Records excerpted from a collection
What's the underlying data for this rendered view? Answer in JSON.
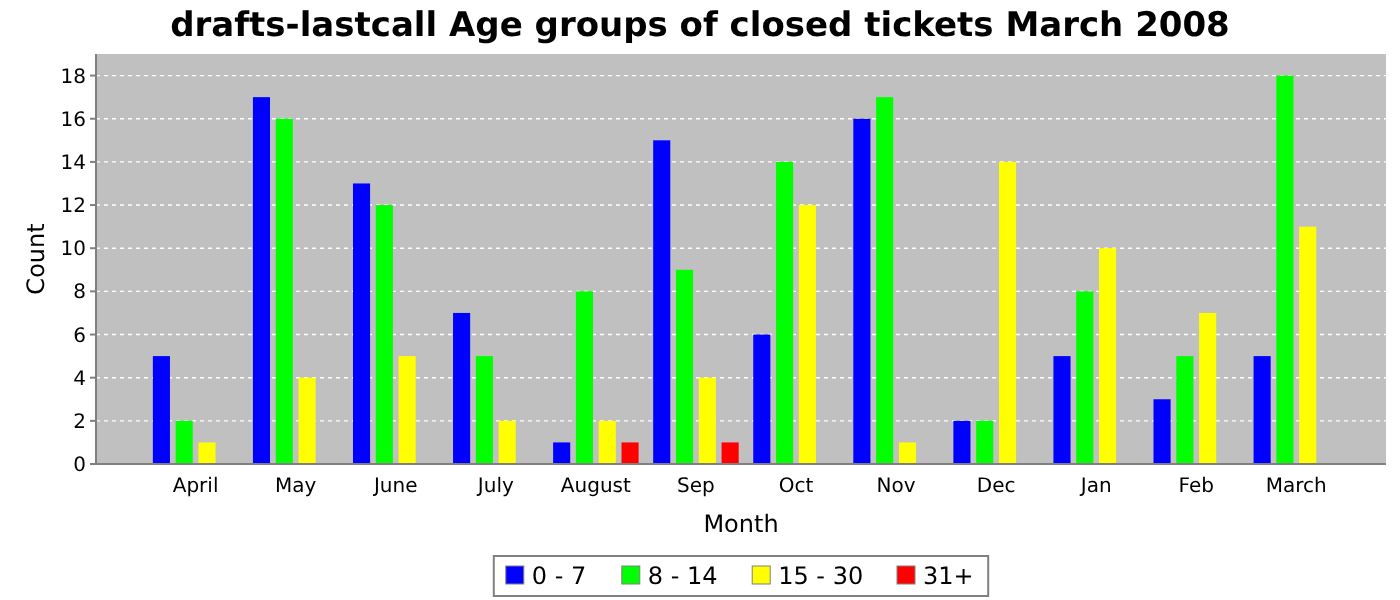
{
  "chart_data": {
    "type": "bar",
    "title": "drafts-lastcall Age groups of closed tickets March 2008",
    "xlabel": "Month",
    "ylabel": "Count",
    "categories": [
      "April",
      "May",
      "June",
      "July",
      "August",
      "Sep",
      "Oct",
      "Nov",
      "Dec",
      "Jan",
      "Feb",
      "March"
    ],
    "series": [
      {
        "name": "0 - 7",
        "color": "#0000ff",
        "values": [
          5,
          17,
          13,
          7,
          1,
          15,
          6,
          16,
          2,
          5,
          3,
          5
        ]
      },
      {
        "name": "8 - 14",
        "color": "#00ff00",
        "values": [
          2,
          16,
          12,
          5,
          8,
          9,
          14,
          17,
          2,
          8,
          5,
          18
        ]
      },
      {
        "name": "15 - 30",
        "color": "#ffff00",
        "values": [
          1,
          4,
          5,
          2,
          2,
          4,
          12,
          1,
          14,
          10,
          7,
          11
        ]
      },
      {
        "name": "31+",
        "color": "#ff0000",
        "values": [
          0,
          0,
          0,
          0,
          1,
          1,
          0,
          0,
          0,
          0,
          0,
          0
        ]
      }
    ],
    "ylim": [
      0,
      19
    ],
    "yticks": [
      0,
      2,
      4,
      6,
      8,
      10,
      12,
      14,
      16,
      18
    ],
    "grid": "y",
    "legend": "bottom"
  }
}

__Brief__: Track down all lines above with the string "March" and copy them.

__Task response__:
    "title": "drafts-lastcall Age groups of closed tickets March 2008",
      "March"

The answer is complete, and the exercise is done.